* Exercise requirements *
Write out the entries below once more, exactly.

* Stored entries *

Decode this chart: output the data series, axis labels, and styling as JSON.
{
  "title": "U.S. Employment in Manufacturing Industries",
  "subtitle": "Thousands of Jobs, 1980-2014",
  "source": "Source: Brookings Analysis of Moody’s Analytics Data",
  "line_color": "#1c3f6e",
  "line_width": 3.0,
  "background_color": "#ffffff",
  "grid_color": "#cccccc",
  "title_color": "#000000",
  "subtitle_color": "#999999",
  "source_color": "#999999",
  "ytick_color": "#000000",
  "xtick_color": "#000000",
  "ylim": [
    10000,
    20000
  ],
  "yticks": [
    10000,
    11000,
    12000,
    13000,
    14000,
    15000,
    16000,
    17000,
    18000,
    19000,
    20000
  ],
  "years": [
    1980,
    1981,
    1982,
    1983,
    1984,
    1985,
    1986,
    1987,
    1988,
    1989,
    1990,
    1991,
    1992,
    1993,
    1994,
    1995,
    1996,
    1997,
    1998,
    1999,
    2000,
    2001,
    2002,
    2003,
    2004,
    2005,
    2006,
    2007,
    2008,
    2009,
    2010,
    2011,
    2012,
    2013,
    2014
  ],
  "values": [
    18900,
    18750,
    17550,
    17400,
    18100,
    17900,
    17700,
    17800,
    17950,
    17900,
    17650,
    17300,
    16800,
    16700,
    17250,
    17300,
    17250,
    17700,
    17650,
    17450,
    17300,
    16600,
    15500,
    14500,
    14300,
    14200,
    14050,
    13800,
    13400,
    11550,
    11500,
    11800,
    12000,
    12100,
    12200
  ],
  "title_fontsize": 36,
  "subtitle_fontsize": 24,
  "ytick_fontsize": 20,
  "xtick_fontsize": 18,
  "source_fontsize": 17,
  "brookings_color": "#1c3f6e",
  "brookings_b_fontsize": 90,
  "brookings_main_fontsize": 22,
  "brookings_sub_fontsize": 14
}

* Solution to this task *
Decode this chart: output the data series, axis labels, and styling as JSON.
{
  "title": "U.S. Employment in Manufacturing Industries",
  "subtitle": "Thousands of Jobs, 1980-2014",
  "source": "Source: Brookings Analysis of Moody’s Analytics Data",
  "line_color": "#1c3f6e",
  "line_width": 3.0,
  "background_color": "#ffffff",
  "grid_color": "#cccccc",
  "title_color": "#000000",
  "subtitle_color": "#999999",
  "source_color": "#999999",
  "ytick_color": "#000000",
  "xtick_color": "#000000",
  "ylim": [
    10000,
    20000
  ],
  "yticks": [
    10000,
    11000,
    12000,
    13000,
    14000,
    15000,
    16000,
    17000,
    18000,
    19000,
    20000
  ],
  "years": [
    1980,
    1981,
    1982,
    1983,
    1984,
    1985,
    1986,
    1987,
    1988,
    1989,
    1990,
    1991,
    1992,
    1993,
    1994,
    1995,
    1996,
    1997,
    1998,
    1999,
    2000,
    2001,
    2002,
    2003,
    2004,
    2005,
    2006,
    2007,
    2008,
    2009,
    2010,
    2011,
    2012,
    2013,
    2014
  ],
  "values": [
    18900,
    18750,
    17550,
    17400,
    18100,
    17900,
    17700,
    17800,
    17950,
    17900,
    17650,
    17300,
    16800,
    16700,
    17250,
    17300,
    17250,
    17700,
    17650,
    17450,
    17300,
    16600,
    15500,
    14500,
    14300,
    14200,
    14050,
    13800,
    13400,
    11550,
    11500,
    11800,
    12000,
    12100,
    12200
  ],
  "title_fontsize": 36,
  "subtitle_fontsize": 24,
  "ytick_fontsize": 20,
  "xtick_fontsize": 18,
  "source_fontsize": 17,
  "brookings_color": "#1c3f6e",
  "brookings_b_fontsize": 90,
  "brookings_main_fontsize": 22,
  "brookings_sub_fontsize": 14
}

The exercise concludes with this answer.